══ SOURCE DATA

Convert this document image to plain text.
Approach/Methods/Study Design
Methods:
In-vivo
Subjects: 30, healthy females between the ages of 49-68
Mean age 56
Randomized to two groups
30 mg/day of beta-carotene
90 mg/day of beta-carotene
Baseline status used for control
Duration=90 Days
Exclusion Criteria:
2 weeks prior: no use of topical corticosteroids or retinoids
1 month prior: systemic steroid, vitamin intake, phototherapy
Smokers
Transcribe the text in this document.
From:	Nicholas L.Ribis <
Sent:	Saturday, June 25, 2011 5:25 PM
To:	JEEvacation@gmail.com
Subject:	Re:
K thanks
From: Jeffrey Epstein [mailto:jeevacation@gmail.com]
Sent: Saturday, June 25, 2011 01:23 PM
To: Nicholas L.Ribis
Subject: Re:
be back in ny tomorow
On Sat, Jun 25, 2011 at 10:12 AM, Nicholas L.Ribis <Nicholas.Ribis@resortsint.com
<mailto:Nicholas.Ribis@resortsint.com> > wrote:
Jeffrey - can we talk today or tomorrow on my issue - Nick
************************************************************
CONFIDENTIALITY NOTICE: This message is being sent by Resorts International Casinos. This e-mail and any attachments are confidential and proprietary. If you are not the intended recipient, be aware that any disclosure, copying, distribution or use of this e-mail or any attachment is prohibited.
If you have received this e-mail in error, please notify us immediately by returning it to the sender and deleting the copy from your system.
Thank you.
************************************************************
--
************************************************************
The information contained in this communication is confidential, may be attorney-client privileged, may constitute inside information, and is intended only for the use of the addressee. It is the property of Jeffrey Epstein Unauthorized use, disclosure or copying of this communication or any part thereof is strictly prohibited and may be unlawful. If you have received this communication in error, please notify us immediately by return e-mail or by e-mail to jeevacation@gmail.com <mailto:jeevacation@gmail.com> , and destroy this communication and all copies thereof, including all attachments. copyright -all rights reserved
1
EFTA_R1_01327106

════

TASK DIRECTIONS: Extract all of the material exactly as it is written.

CORRECT ANSWER:
Convert this document image to plain text.
Approach/Methods/Study Design
Methods:
In-vivo
Subjects: 30, healthy females between the ages of 49-68
Mean age 56
Randomized to two groups
30 mg/day of beta-carotene
90 mg/day of beta-carotene
Baseline status used for control
Duration=90 Days
Exclusion Criteria:
2 weeks prior: no use of topical corticosteroids or retinoids
1 month prior: systemic steroid, vitamin intake, phototherapy
Smokers
Transcribe the text in this document.
From:	Nicholas L.Ribis <
Sent:	Saturday, June 25, 2011 5:25 PM
To:	JEEvacation@gmail.com
Subject:	Re:
K thanks
From: Jeffrey Epstein [mailto:jeevacation@gmail.com]
Sent: Saturday, June 25, 2011 01:23 PM
To: Nicholas L.Ribis
Subject: Re:
be back in ny tomorow
On Sat, Jun 25, 2011 at 10:12 AM, Nicholas L.Ribis <Nicholas.Ribis@resortsint.com
<mailto:Nicholas.Ribis@resortsint.com> > wrote:
Jeffrey - can we talk today or tomorrow on my issue - Nick
************************************************************
CONFIDENTIALITY NOTICE: This message is being sent by Resorts International Casinos. This e-mail and any attachments are confidential and proprietary. If you are not the intended recipient, be aware that any disclosure, copying, distribution or use of this e-mail or any attachment is prohibited.
If you have received this e-mail in error, please notify us immediately by returning it to the sender and deleting the copy from your system.
Thank you.
************************************************************
--
************************************************************
The information contained in this communication is confidential, may be attorney-client privileged, may constitute inside information, and is intended only for the use of the addressee. It is the property of Jeffrey Epstein Unauthorized use, disclosure or copying of this communication or any part thereof is strictly prohibited and may be unlawful. If you have received this communication in error, please notify us immediately by return e-mail or by e-mail to jeevacation@gmail.com <mailto:jeevacation@gmail.com> , and destroy this communication and all copies thereof, including all attachments. copyright -all rights reserved
1
EFTA_R1_01327106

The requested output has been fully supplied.